— PROBLEM DESCRIPTION —
Note how many lines hold the string "XXX智慧林长综合管理平台" and give that number without any other words.

== SOURCE DATA

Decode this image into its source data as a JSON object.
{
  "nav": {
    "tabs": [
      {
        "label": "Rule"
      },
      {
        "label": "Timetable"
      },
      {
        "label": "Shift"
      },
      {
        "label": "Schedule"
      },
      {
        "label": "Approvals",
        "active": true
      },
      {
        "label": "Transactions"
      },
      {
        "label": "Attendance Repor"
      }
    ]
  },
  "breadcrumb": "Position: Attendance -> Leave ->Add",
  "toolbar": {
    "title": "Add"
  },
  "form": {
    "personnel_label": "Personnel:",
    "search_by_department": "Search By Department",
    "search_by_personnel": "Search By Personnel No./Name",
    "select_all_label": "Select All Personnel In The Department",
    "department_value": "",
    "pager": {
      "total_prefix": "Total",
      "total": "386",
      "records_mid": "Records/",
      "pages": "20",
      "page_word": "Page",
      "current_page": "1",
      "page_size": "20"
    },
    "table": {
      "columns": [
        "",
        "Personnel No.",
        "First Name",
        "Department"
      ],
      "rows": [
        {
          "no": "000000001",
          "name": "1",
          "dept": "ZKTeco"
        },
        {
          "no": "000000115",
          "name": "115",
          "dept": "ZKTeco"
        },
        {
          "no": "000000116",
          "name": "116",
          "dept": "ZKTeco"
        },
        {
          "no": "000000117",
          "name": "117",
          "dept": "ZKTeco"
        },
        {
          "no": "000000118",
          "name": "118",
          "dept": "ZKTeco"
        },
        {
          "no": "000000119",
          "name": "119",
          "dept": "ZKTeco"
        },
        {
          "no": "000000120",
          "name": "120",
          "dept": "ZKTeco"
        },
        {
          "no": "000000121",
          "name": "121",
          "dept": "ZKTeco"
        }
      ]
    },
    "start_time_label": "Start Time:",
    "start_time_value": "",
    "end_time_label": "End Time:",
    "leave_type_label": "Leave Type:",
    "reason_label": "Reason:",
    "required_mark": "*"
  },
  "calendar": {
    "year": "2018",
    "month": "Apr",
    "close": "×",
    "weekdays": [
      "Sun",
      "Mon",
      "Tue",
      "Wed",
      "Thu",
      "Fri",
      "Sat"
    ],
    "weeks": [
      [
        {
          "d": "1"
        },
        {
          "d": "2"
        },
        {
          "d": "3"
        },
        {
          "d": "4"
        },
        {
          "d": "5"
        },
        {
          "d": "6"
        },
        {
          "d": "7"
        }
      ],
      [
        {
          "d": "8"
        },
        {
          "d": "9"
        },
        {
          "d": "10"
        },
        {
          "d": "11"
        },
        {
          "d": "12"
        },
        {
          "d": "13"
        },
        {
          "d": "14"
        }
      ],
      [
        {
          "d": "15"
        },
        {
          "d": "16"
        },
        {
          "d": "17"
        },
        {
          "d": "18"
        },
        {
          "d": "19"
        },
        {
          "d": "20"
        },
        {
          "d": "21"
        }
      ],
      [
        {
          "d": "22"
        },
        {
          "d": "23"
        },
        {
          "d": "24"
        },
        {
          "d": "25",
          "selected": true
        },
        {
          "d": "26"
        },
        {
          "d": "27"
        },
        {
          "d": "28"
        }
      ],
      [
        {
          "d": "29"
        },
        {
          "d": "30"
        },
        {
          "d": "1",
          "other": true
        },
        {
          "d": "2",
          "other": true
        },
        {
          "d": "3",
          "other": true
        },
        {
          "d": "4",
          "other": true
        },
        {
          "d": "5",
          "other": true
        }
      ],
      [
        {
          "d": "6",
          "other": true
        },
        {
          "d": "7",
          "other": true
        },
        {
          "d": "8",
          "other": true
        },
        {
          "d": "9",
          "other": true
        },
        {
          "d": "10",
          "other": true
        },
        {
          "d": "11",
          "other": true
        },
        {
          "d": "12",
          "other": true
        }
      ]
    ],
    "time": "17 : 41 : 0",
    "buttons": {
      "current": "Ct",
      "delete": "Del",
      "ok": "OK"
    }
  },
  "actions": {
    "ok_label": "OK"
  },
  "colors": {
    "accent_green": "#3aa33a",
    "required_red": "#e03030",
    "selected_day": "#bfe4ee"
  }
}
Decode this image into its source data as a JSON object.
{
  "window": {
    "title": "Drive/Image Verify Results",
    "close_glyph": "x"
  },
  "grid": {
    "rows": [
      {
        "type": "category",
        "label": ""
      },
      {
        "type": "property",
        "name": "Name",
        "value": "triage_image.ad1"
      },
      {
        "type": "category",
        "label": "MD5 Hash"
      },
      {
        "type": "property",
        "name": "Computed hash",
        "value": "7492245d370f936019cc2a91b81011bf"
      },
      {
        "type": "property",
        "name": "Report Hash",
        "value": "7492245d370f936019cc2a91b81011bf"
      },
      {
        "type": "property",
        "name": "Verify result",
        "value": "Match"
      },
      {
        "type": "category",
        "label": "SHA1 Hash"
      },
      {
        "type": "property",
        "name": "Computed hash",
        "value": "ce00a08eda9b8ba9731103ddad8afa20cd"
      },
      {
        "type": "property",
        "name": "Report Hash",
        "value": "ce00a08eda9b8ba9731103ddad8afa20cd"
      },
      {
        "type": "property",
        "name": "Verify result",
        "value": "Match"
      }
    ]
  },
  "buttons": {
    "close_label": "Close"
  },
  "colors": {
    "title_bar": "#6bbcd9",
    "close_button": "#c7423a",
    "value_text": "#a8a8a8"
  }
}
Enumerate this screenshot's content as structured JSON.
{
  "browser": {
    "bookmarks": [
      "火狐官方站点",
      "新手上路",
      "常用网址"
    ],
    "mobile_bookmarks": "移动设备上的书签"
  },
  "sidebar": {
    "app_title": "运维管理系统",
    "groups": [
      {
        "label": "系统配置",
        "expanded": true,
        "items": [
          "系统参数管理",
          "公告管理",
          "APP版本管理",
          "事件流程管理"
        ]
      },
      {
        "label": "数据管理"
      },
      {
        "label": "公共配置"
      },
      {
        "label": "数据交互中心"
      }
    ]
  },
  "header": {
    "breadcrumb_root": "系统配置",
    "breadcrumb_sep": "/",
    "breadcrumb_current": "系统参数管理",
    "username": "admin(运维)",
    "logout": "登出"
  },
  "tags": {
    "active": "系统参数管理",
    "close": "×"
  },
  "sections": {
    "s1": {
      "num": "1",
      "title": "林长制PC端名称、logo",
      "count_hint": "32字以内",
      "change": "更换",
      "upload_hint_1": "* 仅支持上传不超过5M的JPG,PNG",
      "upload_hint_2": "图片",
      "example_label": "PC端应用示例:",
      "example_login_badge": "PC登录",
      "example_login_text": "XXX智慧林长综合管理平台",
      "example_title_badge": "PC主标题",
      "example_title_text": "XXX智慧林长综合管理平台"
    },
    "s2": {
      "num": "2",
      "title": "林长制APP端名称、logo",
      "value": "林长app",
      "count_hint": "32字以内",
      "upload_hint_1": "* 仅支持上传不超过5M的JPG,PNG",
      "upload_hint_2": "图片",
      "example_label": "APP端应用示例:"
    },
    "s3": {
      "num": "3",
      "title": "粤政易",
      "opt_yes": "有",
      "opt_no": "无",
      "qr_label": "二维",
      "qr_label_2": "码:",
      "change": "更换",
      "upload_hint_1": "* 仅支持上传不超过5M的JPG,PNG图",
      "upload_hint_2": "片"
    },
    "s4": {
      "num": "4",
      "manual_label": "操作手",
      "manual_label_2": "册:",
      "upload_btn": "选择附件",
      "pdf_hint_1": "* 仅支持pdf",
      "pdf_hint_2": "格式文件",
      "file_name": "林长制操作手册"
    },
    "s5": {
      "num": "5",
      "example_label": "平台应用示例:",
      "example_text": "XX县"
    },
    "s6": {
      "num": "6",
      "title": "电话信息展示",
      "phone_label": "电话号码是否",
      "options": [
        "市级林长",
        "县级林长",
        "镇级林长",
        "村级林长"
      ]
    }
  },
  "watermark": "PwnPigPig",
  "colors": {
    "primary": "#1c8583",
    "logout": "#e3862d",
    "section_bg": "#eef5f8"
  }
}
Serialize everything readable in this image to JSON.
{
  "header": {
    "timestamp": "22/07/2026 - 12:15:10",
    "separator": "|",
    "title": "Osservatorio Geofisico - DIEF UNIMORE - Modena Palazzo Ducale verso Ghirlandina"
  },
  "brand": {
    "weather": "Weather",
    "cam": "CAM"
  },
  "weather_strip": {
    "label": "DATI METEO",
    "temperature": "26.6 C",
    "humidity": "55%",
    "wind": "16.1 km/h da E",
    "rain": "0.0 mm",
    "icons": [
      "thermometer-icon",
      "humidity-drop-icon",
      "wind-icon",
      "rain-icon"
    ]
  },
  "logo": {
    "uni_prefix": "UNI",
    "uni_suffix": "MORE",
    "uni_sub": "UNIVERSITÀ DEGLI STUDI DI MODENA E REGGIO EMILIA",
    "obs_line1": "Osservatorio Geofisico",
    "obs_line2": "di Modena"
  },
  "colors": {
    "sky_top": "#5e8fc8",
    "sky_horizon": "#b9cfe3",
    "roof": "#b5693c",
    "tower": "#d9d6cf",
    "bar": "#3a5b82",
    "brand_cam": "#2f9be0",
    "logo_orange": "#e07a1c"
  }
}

====

— REPLY TO THE EXERCISE —
2